**Task prompt**
Tally every line of the listing below that holds "only", then give the tally alone.

**Source records**

* Start *

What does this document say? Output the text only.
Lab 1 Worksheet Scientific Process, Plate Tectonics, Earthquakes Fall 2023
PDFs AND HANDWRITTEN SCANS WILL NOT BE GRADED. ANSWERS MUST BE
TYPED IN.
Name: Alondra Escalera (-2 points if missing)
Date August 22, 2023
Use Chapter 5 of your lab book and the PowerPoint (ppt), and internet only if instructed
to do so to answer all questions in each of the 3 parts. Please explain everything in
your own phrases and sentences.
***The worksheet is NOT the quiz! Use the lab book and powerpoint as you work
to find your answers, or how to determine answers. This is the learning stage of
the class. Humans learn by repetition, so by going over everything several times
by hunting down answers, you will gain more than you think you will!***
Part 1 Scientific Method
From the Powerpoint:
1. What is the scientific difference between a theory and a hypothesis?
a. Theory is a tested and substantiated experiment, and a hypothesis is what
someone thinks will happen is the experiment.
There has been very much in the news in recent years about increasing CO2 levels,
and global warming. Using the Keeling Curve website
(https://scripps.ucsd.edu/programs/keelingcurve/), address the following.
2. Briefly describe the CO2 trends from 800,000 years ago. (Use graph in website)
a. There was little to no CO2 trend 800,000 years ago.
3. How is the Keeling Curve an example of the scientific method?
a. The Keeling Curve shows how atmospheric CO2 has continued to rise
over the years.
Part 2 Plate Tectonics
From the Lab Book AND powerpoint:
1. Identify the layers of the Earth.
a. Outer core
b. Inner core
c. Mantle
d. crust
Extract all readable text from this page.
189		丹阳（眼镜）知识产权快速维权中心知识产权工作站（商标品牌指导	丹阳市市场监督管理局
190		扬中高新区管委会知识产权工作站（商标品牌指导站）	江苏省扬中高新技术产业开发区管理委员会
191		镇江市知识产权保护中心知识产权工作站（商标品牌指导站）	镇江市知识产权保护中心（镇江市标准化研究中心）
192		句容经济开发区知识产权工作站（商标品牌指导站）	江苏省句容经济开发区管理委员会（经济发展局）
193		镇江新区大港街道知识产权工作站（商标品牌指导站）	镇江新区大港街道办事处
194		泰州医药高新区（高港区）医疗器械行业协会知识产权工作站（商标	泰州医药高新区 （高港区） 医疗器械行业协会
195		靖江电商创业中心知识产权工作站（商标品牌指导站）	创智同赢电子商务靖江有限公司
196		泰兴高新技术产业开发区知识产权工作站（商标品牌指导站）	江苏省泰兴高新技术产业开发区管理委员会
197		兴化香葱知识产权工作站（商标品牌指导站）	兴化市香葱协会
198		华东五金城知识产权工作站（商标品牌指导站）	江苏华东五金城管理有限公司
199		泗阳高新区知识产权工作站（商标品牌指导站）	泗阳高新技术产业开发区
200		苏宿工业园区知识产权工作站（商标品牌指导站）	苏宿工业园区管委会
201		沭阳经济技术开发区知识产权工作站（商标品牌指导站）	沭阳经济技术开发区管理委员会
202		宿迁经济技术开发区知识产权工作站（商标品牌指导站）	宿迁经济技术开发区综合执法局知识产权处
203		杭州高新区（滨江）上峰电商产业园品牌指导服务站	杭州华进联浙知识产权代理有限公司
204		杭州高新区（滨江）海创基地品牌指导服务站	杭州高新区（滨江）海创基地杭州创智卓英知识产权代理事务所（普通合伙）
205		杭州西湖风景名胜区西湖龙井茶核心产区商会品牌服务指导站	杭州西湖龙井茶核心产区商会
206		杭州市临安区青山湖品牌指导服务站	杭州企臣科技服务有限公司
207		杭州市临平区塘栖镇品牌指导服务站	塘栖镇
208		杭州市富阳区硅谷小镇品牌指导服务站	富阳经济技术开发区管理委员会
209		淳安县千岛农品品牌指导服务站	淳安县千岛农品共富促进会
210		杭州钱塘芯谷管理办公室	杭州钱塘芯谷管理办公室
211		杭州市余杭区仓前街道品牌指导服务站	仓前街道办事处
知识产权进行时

* End *

**Solution to the problem**
2